Data entries:
= = = =
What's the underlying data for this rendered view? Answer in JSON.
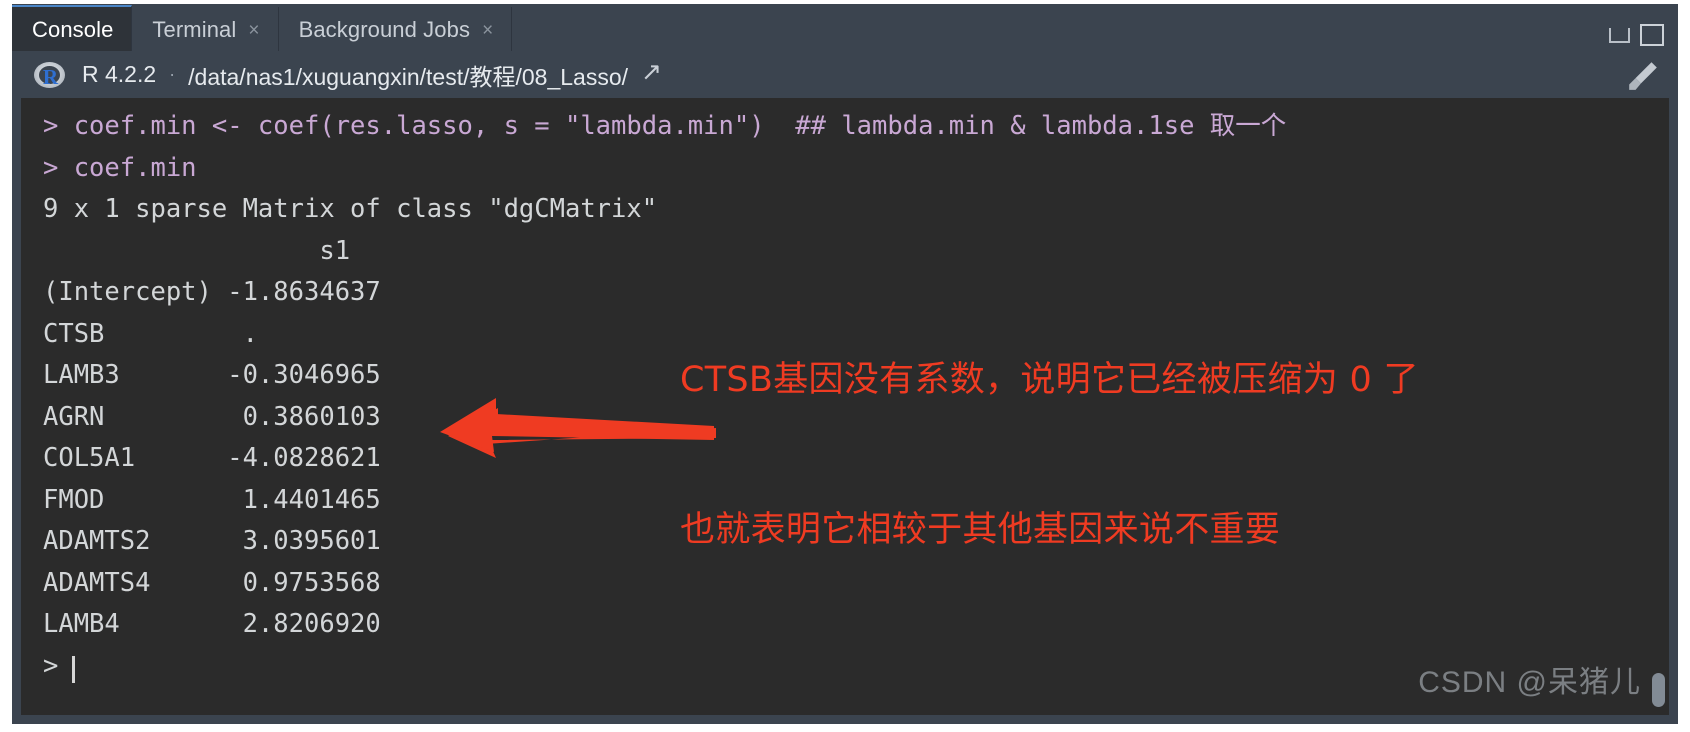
{
  "window": {
    "minimize_icon": "window-minimize-icon",
    "maximize_icon": "window-maximize-icon"
  },
  "tabs": [
    {
      "label": "Console",
      "closable": false,
      "active": true
    },
    {
      "label": "Terminal",
      "closable": true,
      "close_glyph": "×",
      "active": false
    },
    {
      "label": "Background Jobs",
      "closable": true,
      "close_glyph": "×",
      "active": false
    }
  ],
  "pathbar": {
    "logo_letter": "R",
    "version": "R 4.2.2",
    "separator": "·",
    "path": "/data/nas1/xuguangxin/test/教程/08_Lasso/",
    "share_glyph": "↗",
    "brush_icon": "broom-icon"
  },
  "console": {
    "lines": [
      {
        "kind": "cmd",
        "text": "> coef.min <- coef(res.lasso, s = \"lambda.min\")  ## lambda.min & lambda.1se 取一个"
      },
      {
        "kind": "cmd",
        "text": "> coef.min"
      },
      {
        "kind": "out",
        "text": "9 x 1 sparse Matrix of class \"dgCMatrix\""
      },
      {
        "kind": "out",
        "text": "                  s1"
      },
      {
        "kind": "out",
        "text": "(Intercept) -1.8634637"
      },
      {
        "kind": "out",
        "text": "CTSB         .        "
      },
      {
        "kind": "out",
        "text": "LAMB3       -0.3046965"
      },
      {
        "kind": "out",
        "text": "AGRN         0.3860103"
      },
      {
        "kind": "out",
        "text": "COL5A1      -4.0828621"
      },
      {
        "kind": "out",
        "text": "FMOD         1.4401465"
      },
      {
        "kind": "out",
        "text": "ADAMTS2      3.0395601"
      },
      {
        "kind": "out",
        "text": "ADAMTS4      0.9753568"
      },
      {
        "kind": "out",
        "text": "LAMB4        2.8206920"
      }
    ],
    "prompt": ">"
  },
  "matrix_output": {
    "header": "9 x 1 sparse Matrix of class \"dgCMatrix\"",
    "column": "s1",
    "rows": [
      {
        "name": "(Intercept)",
        "value": "-1.8634637"
      },
      {
        "name": "CTSB",
        "value": "."
      },
      {
        "name": "LAMB3",
        "value": "-0.3046965"
      },
      {
        "name": "AGRN",
        "value": "0.3860103"
      },
      {
        "name": "COL5A1",
        "value": "-4.0828621"
      },
      {
        "name": "FMOD",
        "value": "1.4401465"
      },
      {
        "name": "ADAMTS2",
        "value": "3.0395601"
      },
      {
        "name": "ADAMTS4",
        "value": "0.9753568"
      },
      {
        "name": "LAMB4",
        "value": "2.8206920"
      }
    ]
  },
  "annotation": {
    "line1": "CTSB基因没有系数，说明它已经被压缩为 0 了",
    "line2": "也就表明它相较于其他基因来说不重要",
    "color": "#ef3b22",
    "arrow": "left-arrow-annotation"
  },
  "watermark": {
    "text": "CSDN @呆猪儿"
  },
  "colors": {
    "chrome": "#3b444f",
    "console_bg": "#2b2b2b",
    "active_tab_bg": "#2e3339",
    "accent": "#4a86c8",
    "command_text": "#c9a8d4",
    "output_text": "#d3d6d8",
    "annotation_red": "#ef3b22"
  }
}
= = = =
#### Exercise:
Your task is to transcribe all of the records precisely, with no images included.

#### The result:
What's the underlying data for this rendered view? Answer in JSON.
{
  "window": {
    "minimize_icon": "window-minimize-icon",
    "maximize_icon": "window-maximize-icon"
  },
  "tabs": [
    {
      "label": "Console",
      "closable": false,
      "active": true
    },
    {
      "label": "Terminal",
      "closable": true,
      "close_glyph": "×",
      "active": false
    },
    {
      "label": "Background Jobs",
      "closable": true,
      "close_glyph": "×",
      "active": false
    }
  ],
  "pathbar": {
    "logo_letter": "R",
    "version": "R 4.2.2",
    "separator": "·",
    "path": "/data/nas1/xuguangxin/test/教程/08_Lasso/",
    "share_glyph": "↗",
    "brush_icon": "broom-icon"
  },
  "console": {
    "lines": [
      {
        "kind": "cmd",
        "text": "> coef.min <- coef(res.lasso, s = \"lambda.min\")  ## lambda.min & lambda.1se 取一个"
      },
      {
        "kind": "cmd",
        "text": "> coef.min"
      },
      {
        "kind": "out",
        "text": "9 x 1 sparse Matrix of class \"dgCMatrix\""
      },
      {
        "kind": "out",
        "text": "                  s1"
      },
      {
        "kind": "out",
        "text": "(Intercept) -1.8634637"
      },
      {
        "kind": "out",
        "text": "CTSB         .        "
      },
      {
        "kind": "out",
        "text": "LAMB3       -0.3046965"
      },
      {
        "kind": "out",
        "text": "AGRN         0.3860103"
      },
      {
        "kind": "out",
        "text": "COL5A1      -4.0828621"
      },
      {
        "kind": "out",
        "text": "FMOD         1.4401465"
      },
      {
        "kind": "out",
        "text": "ADAMTS2      3.0395601"
      },
      {
        "kind": "out",
        "text": "ADAMTS4      0.9753568"
      },
      {
        "kind": "out",
        "text": "LAMB4        2.8206920"
      }
    ],
    "prompt": ">"
  },
  "matrix_output": {
    "header": "9 x 1 sparse Matrix of class \"dgCMatrix\"",
    "column": "s1",
    "rows": [
      {
        "name": "(Intercept)",
        "value": "-1.8634637"
      },
      {
        "name": "CTSB",
        "value": "."
      },
      {
        "name": "LAMB3",
        "value": "-0.3046965"
      },
      {
        "name": "AGRN",
        "value": "0.3860103"
      },
      {
        "name": "COL5A1",
        "value": "-4.0828621"
      },
      {
        "name": "FMOD",
        "value": "1.4401465"
      },
      {
        "name": "ADAMTS2",
        "value": "3.0395601"
      },
      {
        "name": "ADAMTS4",
        "value": "0.9753568"
      },
      {
        "name": "LAMB4",
        "value": "2.8206920"
      }
    ]
  },
  "annotation": {
    "line1": "CTSB基因没有系数，说明它已经被压缩为 0 了",
    "line2": "也就表明它相较于其他基因来说不重要",
    "color": "#ef3b22",
    "arrow": "left-arrow-annotation"
  },
  "watermark": {
    "text": "CSDN @呆猪儿"
  },
  "colors": {
    "chrome": "#3b444f",
    "console_bg": "#2b2b2b",
    "active_tab_bg": "#2e3339",
    "accent": "#4a86c8",
    "command_text": "#c9a8d4",
    "output_text": "#d3d6d8",
    "annotation_red": "#ef3b22"
  }
}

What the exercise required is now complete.